SELECTED TEXT>

* * * * * * *

In an investment context, the difference between ensemble averages and time averages is often small. It becomes important, however, when risks increase, when correlation hinders diversification, when leverage pumps up fluctuations, when money is made cheap, when capital requirements are relaxed. If reward structures—such as bonuses that reward gains but don’t punish losses, and also certain commission schemes—provide incentives for excessive risk, problems arise. This is especially true if the only limits to risk-taking derive from utility functions that express risk preference, instead of the objective argument of time irreversibility. In other words, using the ensemble average without sufficiently restrictive utility functions will lead to excessive risk-taking and eventual collapse. Sound familiar?

Added III: Still having problems understanding the ergodicity concept? Let me cite one last example that hopefully will make the concept more accessible on an intuitive level:

Why are election polls often inaccurate? Why is racism wrong? Why are your assumptions often mistaken? The answers to all these questions and to many others have a lot to do with the non-ergodicity of human ensembles. Many scientists agree that ergodicity is one of the most important concepts in statistics. So, what is it?

…

Suppose you are concerned with determining what the most visited parks in a city are. One idea is to take a momentary snapshot: to see how many people are this moment in park A, how many are in park B and so on. Another idea is to look at one individual (or few of them) and to follow him for a certain period of time, e.g. a year. Then, you observe how often the individual is going to park A, how often he is going to park B and so on.

Thus, you obtain two different results: one statistical analysis over the entire ensemble of people at a certain moment in time, and one statistical analysis for one person over a certain period of time. The first one may not be representative for a longer period of time, while the second one may not be representative for all the people. The idea is that an ensemble is ergodic if the two types of statistics give the same result. Many ensembles, like the human populations, are not ergodic.

* * * * * * *

GOALS>
[A] Copy the ergodicity passage from "Why are election" to "to park B and so on.", replacing "individual" with "visitor".
[B] According to the ergodicity passage, when is an ensemble ergodic?

EXTRACTED ENTRIES>
* * * * * * *

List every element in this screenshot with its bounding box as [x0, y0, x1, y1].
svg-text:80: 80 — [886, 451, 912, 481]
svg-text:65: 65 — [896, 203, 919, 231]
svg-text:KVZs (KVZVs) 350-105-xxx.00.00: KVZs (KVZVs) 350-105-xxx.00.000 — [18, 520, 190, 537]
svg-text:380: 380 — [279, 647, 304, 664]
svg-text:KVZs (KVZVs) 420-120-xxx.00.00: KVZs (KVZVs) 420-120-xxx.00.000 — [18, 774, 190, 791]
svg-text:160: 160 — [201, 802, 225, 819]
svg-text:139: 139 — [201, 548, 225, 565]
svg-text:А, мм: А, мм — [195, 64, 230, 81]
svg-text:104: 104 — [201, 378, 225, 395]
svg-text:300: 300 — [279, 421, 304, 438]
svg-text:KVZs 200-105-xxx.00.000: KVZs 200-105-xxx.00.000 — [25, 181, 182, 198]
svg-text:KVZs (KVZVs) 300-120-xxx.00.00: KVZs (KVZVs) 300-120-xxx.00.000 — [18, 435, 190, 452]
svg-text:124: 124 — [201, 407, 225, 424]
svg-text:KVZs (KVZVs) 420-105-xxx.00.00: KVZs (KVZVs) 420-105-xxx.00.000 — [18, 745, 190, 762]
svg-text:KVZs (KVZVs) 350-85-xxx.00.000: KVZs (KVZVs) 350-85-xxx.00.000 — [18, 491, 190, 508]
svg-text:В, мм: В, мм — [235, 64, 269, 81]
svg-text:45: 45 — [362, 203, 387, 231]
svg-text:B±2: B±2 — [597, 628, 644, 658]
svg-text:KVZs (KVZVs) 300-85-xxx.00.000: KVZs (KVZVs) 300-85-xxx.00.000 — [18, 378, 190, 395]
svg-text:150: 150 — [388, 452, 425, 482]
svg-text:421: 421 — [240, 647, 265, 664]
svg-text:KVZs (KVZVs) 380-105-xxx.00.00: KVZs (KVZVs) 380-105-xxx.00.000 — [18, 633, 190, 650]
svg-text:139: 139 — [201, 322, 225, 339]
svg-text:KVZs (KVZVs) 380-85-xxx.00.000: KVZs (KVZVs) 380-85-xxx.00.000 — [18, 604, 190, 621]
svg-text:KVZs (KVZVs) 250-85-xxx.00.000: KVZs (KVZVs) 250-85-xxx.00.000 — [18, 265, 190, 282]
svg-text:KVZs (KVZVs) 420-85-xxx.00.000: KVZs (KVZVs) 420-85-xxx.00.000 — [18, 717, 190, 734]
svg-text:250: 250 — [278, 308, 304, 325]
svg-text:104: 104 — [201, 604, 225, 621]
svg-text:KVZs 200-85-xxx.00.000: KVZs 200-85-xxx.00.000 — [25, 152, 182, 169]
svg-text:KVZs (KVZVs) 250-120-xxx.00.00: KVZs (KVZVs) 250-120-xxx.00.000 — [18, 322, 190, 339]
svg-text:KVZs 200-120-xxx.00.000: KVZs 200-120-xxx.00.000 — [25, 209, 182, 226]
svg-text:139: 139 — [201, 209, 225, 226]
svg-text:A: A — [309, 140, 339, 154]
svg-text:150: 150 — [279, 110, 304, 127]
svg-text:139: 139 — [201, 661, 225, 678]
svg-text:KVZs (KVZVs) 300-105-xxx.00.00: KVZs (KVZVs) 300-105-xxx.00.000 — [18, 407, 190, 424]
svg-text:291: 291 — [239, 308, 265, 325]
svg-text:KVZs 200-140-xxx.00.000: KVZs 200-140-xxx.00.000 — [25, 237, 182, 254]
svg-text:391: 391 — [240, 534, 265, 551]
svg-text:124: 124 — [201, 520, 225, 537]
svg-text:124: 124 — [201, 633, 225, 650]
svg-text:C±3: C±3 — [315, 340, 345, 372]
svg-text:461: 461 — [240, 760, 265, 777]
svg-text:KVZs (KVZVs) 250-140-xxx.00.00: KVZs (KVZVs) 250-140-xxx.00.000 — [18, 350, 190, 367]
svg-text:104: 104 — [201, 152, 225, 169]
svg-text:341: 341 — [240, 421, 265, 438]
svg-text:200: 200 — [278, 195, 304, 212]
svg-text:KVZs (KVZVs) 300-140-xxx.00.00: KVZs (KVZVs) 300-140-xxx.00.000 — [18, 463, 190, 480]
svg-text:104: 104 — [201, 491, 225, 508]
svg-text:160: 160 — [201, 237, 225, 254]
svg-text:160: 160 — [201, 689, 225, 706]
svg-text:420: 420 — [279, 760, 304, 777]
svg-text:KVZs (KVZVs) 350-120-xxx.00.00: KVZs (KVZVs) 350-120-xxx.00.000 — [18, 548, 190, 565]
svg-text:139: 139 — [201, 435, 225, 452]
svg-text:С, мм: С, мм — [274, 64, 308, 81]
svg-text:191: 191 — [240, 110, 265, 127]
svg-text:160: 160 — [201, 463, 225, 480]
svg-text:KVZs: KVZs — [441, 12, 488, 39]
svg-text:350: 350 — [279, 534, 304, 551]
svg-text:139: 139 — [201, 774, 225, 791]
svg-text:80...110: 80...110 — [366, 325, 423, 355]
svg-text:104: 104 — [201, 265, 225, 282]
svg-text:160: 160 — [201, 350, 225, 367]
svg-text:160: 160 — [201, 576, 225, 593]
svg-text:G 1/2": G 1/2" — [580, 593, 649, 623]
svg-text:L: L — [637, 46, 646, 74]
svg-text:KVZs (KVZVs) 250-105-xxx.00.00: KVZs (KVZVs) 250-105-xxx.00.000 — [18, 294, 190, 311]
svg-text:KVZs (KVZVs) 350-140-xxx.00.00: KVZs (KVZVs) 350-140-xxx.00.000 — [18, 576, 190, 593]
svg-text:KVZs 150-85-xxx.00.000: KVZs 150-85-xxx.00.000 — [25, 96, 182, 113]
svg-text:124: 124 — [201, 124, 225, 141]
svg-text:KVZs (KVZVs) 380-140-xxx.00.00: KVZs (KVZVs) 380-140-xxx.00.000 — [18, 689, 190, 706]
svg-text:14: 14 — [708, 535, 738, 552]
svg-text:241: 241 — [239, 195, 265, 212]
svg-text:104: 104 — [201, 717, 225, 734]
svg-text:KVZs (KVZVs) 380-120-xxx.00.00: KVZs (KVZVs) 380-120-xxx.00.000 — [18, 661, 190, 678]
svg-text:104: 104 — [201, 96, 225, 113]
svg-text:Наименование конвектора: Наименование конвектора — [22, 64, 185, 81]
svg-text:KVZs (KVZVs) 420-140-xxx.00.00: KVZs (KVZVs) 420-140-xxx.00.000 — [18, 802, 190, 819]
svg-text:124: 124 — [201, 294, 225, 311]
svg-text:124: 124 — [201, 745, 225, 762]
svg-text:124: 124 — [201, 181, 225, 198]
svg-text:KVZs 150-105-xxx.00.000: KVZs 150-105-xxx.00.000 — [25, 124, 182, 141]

* * * * * * *

ANSWERS FOR THIS EXERCISE>
[A]
Why are election polls often inaccurate? Why is racism wrong? Why are your assumptions often mistaken? The answers to all these questions and to many others have a lot to do with the non-ergodicity of human ensembles. Many scientists agree that ergodicity is one of the most important concepts in statistics. So, what is it?

…

Suppose you are concerned with determining what the most visited parks in a city are. One idea is to take a momentary snapshot: to see how many people are this moment in park A, how many are in park B and so on. Another idea is to look at one visitor (or few of them) and to follow him for a certain period of time, e.g. a year. Then, you observe how often the visitor is going to park A, how often he is going to park B and so on.

[B] An ensemble is ergodic if the statistics over the entire ensemble at one moment and the statistics for one person over a period of time give the same result.